## EXTRAIT SOURCE
Mais ne nous égarons-pas ! Et abordons dès à présent l'essentiel, jamais mentionné depuis le mardi 11 mars 2013 ! A côté des chiffres et de l'humain, au cœur de cette façon vieille comme le monde de « trancher dans les vaches maigres » nous, les « contrats locaux », souhaiterions soulever d'autres questions :
Madagascar, certes, traverse une période douloureuse. L'Etat est sens dessus dessous « depuis depuis », comme on dit ici ! Nous n'allons pas vous donner un cours d'histoire ! Nous n'allons pas reparler de 1947, de 1960, 1971 et des erreurs qui ont suivi ! Mais qu'on ne se méprenne pas ! Les responsables de cette déconfiture ne sont pas au sein du Collège Etienne de Flacourt ! Nous ne pouvons accepter d'être pris entre le marteau (le réel du pays) et l'enclume (le réel de l'AEFE ou de la France). Nous refusons en bloc d'être victimes. Nous avons de la valeur ! Cela compte tout de même !

## Enregistrements d'annotation de régions
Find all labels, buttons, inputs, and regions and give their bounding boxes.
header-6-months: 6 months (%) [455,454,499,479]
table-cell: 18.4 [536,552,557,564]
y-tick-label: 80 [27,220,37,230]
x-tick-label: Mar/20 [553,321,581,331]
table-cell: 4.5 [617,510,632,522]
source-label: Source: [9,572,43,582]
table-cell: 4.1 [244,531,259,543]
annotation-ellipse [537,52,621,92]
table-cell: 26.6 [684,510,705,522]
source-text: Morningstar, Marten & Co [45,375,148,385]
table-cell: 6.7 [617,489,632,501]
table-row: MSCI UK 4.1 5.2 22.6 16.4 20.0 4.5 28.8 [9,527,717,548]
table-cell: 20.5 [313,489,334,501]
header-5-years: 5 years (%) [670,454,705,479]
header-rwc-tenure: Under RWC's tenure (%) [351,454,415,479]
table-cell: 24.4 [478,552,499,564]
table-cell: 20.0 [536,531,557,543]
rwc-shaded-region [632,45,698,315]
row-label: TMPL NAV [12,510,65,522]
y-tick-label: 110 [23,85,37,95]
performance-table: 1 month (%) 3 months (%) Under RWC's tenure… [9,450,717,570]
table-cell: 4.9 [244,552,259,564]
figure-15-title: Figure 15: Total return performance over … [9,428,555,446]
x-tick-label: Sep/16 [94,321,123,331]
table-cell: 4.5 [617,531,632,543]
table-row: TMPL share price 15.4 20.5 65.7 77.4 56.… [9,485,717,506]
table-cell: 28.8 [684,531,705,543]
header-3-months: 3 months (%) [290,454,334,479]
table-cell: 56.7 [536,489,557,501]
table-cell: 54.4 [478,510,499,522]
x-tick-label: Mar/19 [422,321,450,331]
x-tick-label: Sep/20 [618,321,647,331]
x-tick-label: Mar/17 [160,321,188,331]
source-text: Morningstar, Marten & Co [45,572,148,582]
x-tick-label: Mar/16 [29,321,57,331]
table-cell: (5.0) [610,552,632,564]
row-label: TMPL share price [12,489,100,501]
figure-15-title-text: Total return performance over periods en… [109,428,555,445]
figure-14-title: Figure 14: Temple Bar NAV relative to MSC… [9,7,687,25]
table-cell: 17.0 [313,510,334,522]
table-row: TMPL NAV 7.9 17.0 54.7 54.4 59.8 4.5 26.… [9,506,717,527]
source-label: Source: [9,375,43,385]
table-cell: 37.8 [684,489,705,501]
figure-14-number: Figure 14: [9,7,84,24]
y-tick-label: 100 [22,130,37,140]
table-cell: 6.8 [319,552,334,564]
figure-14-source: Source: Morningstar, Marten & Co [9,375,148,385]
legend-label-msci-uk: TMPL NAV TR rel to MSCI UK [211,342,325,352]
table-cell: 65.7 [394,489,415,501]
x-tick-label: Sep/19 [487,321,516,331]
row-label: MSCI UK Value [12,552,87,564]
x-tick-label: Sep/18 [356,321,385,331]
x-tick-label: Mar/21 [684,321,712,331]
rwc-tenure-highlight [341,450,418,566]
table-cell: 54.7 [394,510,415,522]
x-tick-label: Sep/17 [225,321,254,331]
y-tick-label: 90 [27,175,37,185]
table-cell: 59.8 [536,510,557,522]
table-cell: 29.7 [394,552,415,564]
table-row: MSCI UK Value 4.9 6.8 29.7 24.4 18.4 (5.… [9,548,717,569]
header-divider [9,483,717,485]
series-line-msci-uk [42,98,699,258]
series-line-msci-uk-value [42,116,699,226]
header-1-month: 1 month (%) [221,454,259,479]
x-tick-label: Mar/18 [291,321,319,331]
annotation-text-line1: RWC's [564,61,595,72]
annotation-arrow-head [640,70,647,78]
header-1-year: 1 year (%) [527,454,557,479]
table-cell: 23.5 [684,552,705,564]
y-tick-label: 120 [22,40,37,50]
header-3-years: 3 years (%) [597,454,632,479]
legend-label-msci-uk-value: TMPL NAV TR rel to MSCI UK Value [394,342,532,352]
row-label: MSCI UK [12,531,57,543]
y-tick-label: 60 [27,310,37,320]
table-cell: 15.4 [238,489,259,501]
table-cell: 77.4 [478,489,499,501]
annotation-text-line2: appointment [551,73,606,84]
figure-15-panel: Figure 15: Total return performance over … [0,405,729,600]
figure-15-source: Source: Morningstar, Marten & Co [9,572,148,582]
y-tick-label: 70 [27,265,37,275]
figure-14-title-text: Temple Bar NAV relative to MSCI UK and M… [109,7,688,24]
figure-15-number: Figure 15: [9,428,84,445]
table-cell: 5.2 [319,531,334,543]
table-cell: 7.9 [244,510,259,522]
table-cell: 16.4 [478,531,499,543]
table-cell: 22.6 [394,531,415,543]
--
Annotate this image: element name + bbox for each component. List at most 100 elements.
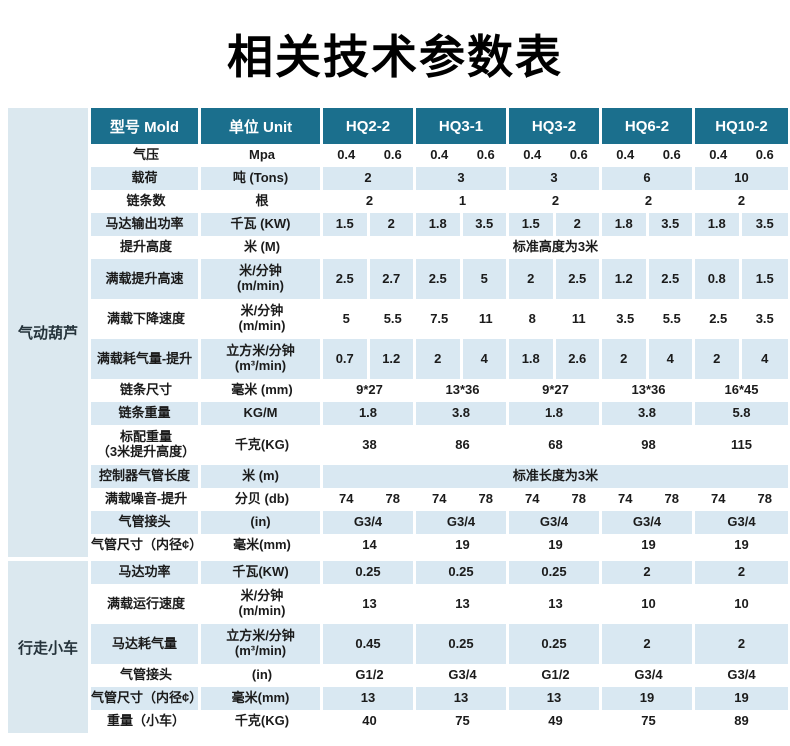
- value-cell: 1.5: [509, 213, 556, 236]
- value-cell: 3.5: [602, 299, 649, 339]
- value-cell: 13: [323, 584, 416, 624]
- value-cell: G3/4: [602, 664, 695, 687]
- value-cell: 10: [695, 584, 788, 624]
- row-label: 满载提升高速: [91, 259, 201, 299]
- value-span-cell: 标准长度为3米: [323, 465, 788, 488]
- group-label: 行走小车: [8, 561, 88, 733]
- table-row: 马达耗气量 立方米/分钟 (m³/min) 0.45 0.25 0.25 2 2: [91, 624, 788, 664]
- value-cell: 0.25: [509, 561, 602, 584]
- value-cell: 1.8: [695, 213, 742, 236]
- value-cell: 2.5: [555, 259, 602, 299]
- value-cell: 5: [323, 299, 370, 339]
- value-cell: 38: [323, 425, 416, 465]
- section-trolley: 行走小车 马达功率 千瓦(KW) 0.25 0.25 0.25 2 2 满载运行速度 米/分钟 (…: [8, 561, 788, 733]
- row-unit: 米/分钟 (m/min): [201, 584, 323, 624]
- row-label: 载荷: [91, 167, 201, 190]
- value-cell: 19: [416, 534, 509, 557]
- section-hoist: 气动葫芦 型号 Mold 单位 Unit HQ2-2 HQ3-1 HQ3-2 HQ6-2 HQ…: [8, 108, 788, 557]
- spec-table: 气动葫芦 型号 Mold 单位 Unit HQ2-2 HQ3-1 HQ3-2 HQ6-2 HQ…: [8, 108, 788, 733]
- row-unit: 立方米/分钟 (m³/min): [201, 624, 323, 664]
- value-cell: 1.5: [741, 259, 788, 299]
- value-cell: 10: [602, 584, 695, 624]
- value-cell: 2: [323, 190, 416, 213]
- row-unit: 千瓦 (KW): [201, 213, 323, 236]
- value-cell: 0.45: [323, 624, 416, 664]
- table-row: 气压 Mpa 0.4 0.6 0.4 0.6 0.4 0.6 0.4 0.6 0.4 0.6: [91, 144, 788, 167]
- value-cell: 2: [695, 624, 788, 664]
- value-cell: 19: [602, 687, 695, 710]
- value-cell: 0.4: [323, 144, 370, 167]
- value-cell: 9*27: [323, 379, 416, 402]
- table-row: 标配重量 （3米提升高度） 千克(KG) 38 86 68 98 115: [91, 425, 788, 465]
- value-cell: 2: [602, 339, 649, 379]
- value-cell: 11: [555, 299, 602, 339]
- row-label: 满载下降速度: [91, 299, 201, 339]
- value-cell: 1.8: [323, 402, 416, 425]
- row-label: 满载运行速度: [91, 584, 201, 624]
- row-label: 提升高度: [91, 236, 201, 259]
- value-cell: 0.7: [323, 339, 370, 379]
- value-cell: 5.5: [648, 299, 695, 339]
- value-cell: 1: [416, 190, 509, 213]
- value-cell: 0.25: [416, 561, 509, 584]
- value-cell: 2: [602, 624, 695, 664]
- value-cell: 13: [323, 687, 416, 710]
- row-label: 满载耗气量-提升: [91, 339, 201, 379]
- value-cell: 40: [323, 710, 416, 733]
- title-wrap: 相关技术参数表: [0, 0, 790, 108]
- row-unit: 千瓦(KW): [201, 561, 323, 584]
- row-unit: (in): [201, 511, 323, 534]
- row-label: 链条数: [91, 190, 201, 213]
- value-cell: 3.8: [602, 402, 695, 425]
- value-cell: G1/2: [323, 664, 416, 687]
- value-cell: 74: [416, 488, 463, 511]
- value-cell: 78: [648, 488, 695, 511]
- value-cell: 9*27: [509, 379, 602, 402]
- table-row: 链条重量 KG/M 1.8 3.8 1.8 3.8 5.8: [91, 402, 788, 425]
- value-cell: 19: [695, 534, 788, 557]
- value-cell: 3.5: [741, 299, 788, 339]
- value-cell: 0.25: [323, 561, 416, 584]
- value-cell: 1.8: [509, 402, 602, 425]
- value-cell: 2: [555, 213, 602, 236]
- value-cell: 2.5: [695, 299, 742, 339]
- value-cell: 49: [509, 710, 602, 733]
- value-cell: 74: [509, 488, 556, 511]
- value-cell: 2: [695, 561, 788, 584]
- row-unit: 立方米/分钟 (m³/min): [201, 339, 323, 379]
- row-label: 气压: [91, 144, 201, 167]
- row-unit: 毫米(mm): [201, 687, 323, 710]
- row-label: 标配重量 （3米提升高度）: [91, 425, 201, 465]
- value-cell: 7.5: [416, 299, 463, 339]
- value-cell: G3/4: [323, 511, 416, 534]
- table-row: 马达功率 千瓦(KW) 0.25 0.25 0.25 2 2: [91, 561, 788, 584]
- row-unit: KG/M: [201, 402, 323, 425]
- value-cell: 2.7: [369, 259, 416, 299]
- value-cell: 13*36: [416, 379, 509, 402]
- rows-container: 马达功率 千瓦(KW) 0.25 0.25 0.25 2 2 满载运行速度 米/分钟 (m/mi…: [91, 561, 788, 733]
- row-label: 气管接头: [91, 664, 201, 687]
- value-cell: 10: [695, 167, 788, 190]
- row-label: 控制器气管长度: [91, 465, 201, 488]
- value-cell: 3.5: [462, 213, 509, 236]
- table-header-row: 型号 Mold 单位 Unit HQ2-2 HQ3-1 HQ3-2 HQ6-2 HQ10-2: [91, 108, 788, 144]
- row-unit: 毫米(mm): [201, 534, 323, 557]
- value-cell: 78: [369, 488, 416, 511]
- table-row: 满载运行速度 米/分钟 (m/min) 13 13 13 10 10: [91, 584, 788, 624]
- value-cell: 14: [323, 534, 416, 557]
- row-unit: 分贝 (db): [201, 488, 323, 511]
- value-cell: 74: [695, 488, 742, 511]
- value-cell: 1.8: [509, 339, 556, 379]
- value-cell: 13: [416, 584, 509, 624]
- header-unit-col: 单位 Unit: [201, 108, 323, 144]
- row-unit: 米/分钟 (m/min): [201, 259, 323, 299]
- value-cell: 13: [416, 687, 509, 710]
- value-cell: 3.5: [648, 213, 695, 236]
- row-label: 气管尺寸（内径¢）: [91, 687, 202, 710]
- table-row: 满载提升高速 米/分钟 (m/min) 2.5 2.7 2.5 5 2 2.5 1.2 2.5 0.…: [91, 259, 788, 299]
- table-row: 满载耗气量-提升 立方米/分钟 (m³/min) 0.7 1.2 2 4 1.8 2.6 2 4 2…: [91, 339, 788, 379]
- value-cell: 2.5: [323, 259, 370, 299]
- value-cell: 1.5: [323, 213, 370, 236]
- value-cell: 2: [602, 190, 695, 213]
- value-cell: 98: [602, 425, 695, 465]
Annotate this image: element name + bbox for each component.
---
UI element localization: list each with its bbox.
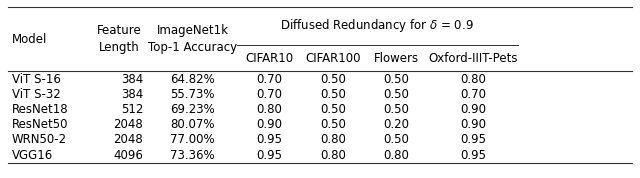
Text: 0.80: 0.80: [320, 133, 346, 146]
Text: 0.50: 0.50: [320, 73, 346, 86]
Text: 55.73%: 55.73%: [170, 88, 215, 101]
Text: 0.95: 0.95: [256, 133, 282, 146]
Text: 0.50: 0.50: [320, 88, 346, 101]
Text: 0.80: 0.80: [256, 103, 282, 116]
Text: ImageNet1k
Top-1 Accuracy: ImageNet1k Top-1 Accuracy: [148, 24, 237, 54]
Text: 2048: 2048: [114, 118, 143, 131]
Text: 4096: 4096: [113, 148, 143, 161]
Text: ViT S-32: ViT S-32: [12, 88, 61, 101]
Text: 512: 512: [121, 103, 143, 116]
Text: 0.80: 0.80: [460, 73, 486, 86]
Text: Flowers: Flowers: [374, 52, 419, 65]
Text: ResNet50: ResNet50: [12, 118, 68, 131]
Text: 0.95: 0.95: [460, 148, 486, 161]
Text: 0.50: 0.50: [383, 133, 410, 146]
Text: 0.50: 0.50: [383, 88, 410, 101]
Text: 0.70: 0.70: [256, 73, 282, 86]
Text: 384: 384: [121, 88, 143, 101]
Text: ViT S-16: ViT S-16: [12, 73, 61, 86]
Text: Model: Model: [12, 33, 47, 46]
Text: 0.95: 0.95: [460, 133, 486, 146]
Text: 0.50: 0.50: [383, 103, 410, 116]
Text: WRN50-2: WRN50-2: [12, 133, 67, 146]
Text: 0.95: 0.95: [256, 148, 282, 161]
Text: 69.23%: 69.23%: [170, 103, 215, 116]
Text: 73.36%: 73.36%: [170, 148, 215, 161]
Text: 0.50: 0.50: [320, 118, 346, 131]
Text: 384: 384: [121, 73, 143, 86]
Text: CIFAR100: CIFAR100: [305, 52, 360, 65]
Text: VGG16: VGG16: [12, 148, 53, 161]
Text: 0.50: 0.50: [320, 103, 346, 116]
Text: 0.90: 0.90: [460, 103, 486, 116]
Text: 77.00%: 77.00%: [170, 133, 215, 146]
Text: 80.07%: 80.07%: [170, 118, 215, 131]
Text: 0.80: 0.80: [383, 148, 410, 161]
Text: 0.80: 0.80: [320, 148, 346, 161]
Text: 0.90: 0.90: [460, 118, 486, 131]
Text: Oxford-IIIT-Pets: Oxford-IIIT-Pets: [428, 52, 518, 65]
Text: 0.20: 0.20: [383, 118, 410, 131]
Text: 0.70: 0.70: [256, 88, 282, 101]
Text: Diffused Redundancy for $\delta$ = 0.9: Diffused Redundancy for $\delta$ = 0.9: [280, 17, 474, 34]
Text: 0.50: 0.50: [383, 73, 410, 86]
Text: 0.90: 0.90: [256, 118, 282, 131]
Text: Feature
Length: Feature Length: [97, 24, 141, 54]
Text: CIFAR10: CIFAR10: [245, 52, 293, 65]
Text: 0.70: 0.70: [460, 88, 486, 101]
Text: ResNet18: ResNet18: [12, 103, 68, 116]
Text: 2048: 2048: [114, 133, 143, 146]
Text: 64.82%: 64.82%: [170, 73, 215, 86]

## CONSIGNES DE L'EXERCICE
[1] D'après l'extrait sur les contrats locaux, où les responsables de la déconfiture ne se trouvent-ils pas ?
[2] Poursuivez l'extrait sur les contrats locaux à partir de sa dernière phrase.

## RÉPONSES CI-DESSOUS
[1] Au sein du Collège Etienne de Flacourt.

[2]
On nous fournit de superbes manuels avec des pages illustrées sur la littérature engagée, des Lumières, du XIX° et XX°, des pages sur des critiques de la Révolution industrielle, les colonies, la mondialisation et la délocalisation, le développement durable, les inégalités entre les pays développés et les pays les moins avancés trop souvent redevables d'une dette morale et financière, des pages sur l'éducation civique basée sur les valeurs françaises (un modèle ?!) de la Déclaration Universelle des Droits de l'Homme ! Si nous transmettons ces notions et valeurs et qu'on y croit, sans pour autant verser dans le prosélytisme, comment peut-on agir de la sorte ?! Quelles sont réellement les valeurs que défendrait l'AEFE ? Quelle crédibilité ? Allons-y de go : utilise-t-on en réalité les meilleurs moyens de « soigner » l'image de marque de « l'entreprise » ? Et puis on s'étonnerait encore que les élites du Pays qu'on aurait formées manipulent à tour de bras, ne suivent que « le modèle » qu'on leur aurait transmis sans le vouloir ? Et puis on s'étonnerait encore que la situation actuelle engendre des besoins, des abus et dérives sur l'Ile de tant de maux dont « la vieille République », une nouvelle fois, se laverait les mains ? Vous parlez d'un enseignement !
Au-delà de nos 24 enfants, qui sont, avec les rares non-boursiers, les « têtes de classe » de notre établissement, nous, les personnes concernées, soutenues par l'ensemble du personnel (autres contrats locaux non concernés, agents et titulaires) pensons bien sûr aux autres élèves scolarisés ! Nous pensons bien sûr à toutes ces victimes innocentes qui épongent les dysfonctionnements d'une « entreprise » ! Et nous jugeons que c'est malheureux - un euphémisme ! - d'en arriver là pour des questions budgétaires ou « d'assainissement » qui se trament en hauts-lieux et qui nous éloignent de la fonction première d'éduquer ! Qu'on ne nous fasse pas porter le chapeau ! Ces dernières directives, si elles sont appliquées, véhiculeront « une image dégradante » des écoles françaises à Madagascar, qu'on le veuille ou non ! Et ce n'est pas ce que nous voulons !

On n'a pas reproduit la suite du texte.